_Set problem_
Extract the data exactly, missing nothing.

(Records that describe figures)
☆ ☆ ☆ ☆
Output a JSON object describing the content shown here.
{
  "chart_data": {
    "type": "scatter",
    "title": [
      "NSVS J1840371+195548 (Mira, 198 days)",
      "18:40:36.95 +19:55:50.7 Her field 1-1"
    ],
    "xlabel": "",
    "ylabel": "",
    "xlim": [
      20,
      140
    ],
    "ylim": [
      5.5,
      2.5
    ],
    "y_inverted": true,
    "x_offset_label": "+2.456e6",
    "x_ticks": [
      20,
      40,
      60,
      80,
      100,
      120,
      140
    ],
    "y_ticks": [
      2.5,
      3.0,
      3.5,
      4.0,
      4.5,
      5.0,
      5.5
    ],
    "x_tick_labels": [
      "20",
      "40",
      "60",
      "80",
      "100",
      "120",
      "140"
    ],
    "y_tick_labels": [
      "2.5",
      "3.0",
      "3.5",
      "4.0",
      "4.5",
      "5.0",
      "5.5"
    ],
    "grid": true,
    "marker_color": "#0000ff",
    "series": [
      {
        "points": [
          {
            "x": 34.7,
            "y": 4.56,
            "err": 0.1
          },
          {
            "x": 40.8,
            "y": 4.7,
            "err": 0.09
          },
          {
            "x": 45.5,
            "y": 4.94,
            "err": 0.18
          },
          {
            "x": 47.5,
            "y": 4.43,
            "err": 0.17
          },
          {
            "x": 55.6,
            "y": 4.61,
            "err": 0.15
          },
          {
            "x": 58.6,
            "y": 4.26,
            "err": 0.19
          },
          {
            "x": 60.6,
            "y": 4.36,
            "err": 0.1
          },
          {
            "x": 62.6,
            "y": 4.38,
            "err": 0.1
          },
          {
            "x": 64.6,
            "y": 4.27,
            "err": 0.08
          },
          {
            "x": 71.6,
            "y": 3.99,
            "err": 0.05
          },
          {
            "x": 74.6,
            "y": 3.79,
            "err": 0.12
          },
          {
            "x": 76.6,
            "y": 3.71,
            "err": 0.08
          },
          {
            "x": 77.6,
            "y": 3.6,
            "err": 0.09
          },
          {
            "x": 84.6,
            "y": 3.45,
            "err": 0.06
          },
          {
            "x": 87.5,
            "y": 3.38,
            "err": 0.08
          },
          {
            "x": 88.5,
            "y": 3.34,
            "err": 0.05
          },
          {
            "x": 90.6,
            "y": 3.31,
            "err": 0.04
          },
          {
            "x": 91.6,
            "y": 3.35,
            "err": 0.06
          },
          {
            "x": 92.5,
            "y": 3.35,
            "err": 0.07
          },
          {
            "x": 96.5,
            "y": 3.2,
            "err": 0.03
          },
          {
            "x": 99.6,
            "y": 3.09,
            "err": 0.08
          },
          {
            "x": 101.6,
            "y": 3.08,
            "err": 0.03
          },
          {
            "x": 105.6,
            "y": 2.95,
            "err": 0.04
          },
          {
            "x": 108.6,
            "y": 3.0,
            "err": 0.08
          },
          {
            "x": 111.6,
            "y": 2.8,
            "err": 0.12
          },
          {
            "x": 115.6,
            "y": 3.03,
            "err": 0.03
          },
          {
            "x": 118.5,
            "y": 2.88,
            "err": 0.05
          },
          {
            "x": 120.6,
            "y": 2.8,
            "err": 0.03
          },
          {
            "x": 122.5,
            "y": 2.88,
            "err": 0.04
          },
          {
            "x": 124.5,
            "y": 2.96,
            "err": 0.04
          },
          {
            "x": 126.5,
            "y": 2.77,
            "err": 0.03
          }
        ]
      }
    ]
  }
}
☆ ☆ ☆ ☆
_The result_
Output a JSON object describing the content shown here.
{
  "chart_data": {
    "type": "scatter",
    "title": [
      "NSVS J1840371+195548 (Mira, 198 days)",
      "18:40:36.95 +19:55:50.7 Her field 1-1"
    ],
    "xlabel": "",
    "ylabel": "",
    "xlim": [
      20,
      140
    ],
    "ylim": [
      5.5,
      2.5
    ],
    "y_inverted": true,
    "x_offset_label": "+2.456e6",
    "x_ticks": [
      20,
      40,
      60,
      80,
      100,
      120,
      140
    ],
    "y_ticks": [
      2.5,
      3.0,
      3.5,
      4.0,
      4.5,
      5.0,
      5.5
    ],
    "x_tick_labels": [
      "20",
      "40",
      "60",
      "80",
      "100",
      "120",
      "140"
    ],
    "y_tick_labels": [
      "2.5",
      "3.0",
      "3.5",
      "4.0",
      "4.5",
      "5.0",
      "5.5"
    ],
    "grid": true,
    "marker_color": "#0000ff",
    "series": [
      {
        "points": [
          {
            "x": 34.7,
            "y": 4.56,
            "err": 0.1
          },
          {
            "x": 40.8,
            "y": 4.7,
            "err": 0.09
          },
          {
            "x": 45.5,
            "y": 4.94,
            "err": 0.18
          },
          {
            "x": 47.5,
            "y": 4.43,
            "err": 0.17
          },
          {
            "x": 55.6,
            "y": 4.61,
            "err": 0.15
          },
          {
            "x": 58.6,
            "y": 4.26,
            "err": 0.19
          },
          {
            "x": 60.6,
            "y": 4.36,
            "err": 0.1
          },
          {
            "x": 62.6,
            "y": 4.38,
            "err": 0.1
          },
          {
            "x": 64.6,
            "y": 4.27,
            "err": 0.08
          },
          {
            "x": 71.6,
            "y": 3.99,
            "err": 0.05
          },
          {
            "x": 74.6,
            "y": 3.79,
            "err": 0.12
          },
          {
            "x": 76.6,
            "y": 3.71,
            "err": 0.08
          },
          {
            "x": 77.6,
            "y": 3.6,
            "err": 0.09
          },
          {
            "x": 84.6,
            "y": 3.45,
            "err": 0.06
          },
          {
            "x": 87.5,
            "y": 3.38,
            "err": 0.08
          },
          {
            "x": 88.5,
            "y": 3.34,
            "err": 0.05
          },
          {
            "x": 90.6,
            "y": 3.31,
            "err": 0.04
          },
          {
            "x": 91.6,
            "y": 3.35,
            "err": 0.06
          },
          {
            "x": 92.5,
            "y": 3.35,
            "err": 0.07
          },
          {
            "x": 96.5,
            "y": 3.2,
            "err": 0.03
          },
          {
            "x": 99.6,
            "y": 3.09,
            "err": 0.08
          },
          {
            "x": 101.6,
            "y": 3.08,
            "err": 0.03
          },
          {
            "x": 105.6,
            "y": 2.95,
            "err": 0.04
          },
          {
            "x": 108.6,
            "y": 3.0,
            "err": 0.08
          },
          {
            "x": 111.6,
            "y": 2.8,
            "err": 0.12
          },
          {
            "x": 115.6,
            "y": 3.03,
            "err": 0.03
          },
          {
            "x": 118.5,
            "y": 2.88,
            "err": 0.05
          },
          {
            "x": 120.6,
            "y": 2.8,
            "err": 0.03
          },
          {
            "x": 122.5,
            "y": 2.88,
            "err": 0.04
          },
          {
            "x": 124.5,
            "y": 2.96,
            "err": 0.04
          },
          {
            "x": 126.5,
            "y": 2.77,
            "err": 0.03
          }
        ]
      }
    ]
  }
}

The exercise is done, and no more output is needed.